Write out all of the data without omission, exactly as shown.
>>>>>
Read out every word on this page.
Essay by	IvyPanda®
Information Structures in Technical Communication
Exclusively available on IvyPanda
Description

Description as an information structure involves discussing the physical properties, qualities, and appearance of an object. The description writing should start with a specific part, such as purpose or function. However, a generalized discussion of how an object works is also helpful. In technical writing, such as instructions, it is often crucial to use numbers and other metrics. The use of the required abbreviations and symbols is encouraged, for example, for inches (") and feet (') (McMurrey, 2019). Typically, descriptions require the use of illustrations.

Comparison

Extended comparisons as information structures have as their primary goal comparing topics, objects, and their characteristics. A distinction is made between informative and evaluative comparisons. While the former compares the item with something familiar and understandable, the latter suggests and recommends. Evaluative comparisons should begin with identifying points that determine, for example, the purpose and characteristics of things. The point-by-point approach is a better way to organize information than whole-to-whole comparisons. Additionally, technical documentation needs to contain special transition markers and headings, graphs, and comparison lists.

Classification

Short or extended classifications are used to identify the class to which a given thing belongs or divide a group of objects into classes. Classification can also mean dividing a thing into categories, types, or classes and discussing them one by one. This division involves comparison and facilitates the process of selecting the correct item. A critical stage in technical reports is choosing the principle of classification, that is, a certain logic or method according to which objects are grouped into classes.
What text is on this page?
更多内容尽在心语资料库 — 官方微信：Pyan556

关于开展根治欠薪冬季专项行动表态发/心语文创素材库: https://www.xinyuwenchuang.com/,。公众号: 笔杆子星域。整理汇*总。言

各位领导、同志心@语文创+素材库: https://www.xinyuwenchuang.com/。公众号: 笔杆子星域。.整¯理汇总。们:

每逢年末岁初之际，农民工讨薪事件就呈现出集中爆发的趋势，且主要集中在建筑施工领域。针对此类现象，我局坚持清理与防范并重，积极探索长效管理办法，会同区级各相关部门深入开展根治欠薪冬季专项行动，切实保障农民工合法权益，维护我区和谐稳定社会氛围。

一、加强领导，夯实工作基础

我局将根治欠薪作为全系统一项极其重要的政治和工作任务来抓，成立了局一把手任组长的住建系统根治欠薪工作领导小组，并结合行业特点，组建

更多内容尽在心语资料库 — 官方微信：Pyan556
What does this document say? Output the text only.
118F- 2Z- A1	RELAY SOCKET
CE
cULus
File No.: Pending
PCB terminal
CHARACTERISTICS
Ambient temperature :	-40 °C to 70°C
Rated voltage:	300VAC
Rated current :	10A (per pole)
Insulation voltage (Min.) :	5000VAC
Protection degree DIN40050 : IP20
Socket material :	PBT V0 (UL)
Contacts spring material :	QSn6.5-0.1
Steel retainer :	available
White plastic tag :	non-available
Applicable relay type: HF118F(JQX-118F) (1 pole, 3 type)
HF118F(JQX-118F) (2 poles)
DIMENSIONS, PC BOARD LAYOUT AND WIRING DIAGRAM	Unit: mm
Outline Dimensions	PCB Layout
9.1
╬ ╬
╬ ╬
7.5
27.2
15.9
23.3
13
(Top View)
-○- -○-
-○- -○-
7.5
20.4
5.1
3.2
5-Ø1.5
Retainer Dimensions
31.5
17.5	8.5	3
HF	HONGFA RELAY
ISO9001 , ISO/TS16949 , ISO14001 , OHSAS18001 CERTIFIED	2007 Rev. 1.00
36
<<<<<
-- Full response --
Read out every word on this page.
Essay by	IvyPanda®
Information Structures in Technical Communication
Exclusively available on IvyPanda
Description

Description as an information structure involves discussing the physical properties, qualities, and appearance of an object. The description writing should start with a specific part, such as purpose or function. However, a generalized discussion of how an object works is also helpful. In technical writing, such as instructions, it is often crucial to use numbers and other metrics. The use of the required abbreviations and symbols is encouraged, for example, for inches (") and feet (') (McMurrey, 2019). Typically, descriptions require the use of illustrations.

Comparison

Extended comparisons as information structures have as their primary goal comparing topics, objects, and their characteristics. A distinction is made between informative and evaluative comparisons. While the former compares the item with something familiar and understandable, the latter suggests and recommends. Evaluative comparisons should begin with identifying points that determine, for example, the purpose and characteristics of things. The point-by-point approach is a better way to organize information than whole-to-whole comparisons. Additionally, technical documentation needs to contain special transition markers and headings, graphs, and comparison lists.

Classification

Short or extended classifications are used to identify the class to which a given thing belongs or divide a group of objects into classes. Classification can also mean dividing a thing into categories, types, or classes and discussing them one by one. This division involves comparison and facilitates the process of selecting the correct item. A critical stage in technical reports is choosing the principle of classification, that is, a certain logic or method according to which objects are grouped into classes.
What text is on this page?
更多内容尽在心语资料库 — 官方微信：Pyan556

关于开展根治欠薪冬季专项行动表态发/心语文创素材库: https://www.xinyuwenchuang.com/,。公众号: 笔杆子星域。整理汇*总。言

各位领导、同志心@语文创+素材库: https://www.xinyuwenchuang.com/。公众号: 笔杆子星域。.整¯理汇总。们:

每逢年末岁初之际，农民工讨薪事件就呈现出集中爆发的趋势，且主要集中在建筑施工领域。针对此类现象，我局坚持清理与防范并重，积极探索长效管理办法，会同区级各相关部门深入开展根治欠薪冬季专项行动，切实保障农民工合法权益，维护我区和谐稳定社会氛围。

一、加强领导，夯实工作基础

我局将根治欠薪作为全系统一项极其重要的政治和工作任务来抓，成立了局一把手任组长的住建系统根治欠薪工作领导小组，并结合行业特点，组建

更多内容尽在心语资料库 — 官方微信：Pyan556
What does this document say? Output the text only.
118F- 2Z- A1	RELAY SOCKET
CE
cULus
File No.: Pending
PCB terminal
CHARACTERISTICS
Ambient temperature :	-40 °C to 70°C
Rated voltage:	300VAC
Rated current :	10A (per pole)
Insulation voltage (Min.) :	5000VAC
Protection degree DIN40050 : IP20
Socket material :	PBT V0 (UL)
Contacts spring material :	QSn6.5-0.1
Steel retainer :	available
White plastic tag :	non-available
Applicable relay type: HF118F(JQX-118F) (1 pole, 3 type)
HF118F(JQX-118F) (2 poles)
DIMENSIONS, PC BOARD LAYOUT AND WIRING DIAGRAM	Unit: mm
Outline Dimensions	PCB Layout
9.1
╬ ╬
╬ ╬
7.5
27.2
15.9
23.3
13
(Top View)
-○- -○-
-○- -○-
7.5
20.4
5.1
3.2
5-Ø1.5
Retainer Dimensions
31.5
17.5	8.5	3
HF	HONGFA RELAY
ISO9001 , ISO/TS16949 , ISO14001 , OHSAS18001 CERTIFIED	2007 Rev. 1.00
36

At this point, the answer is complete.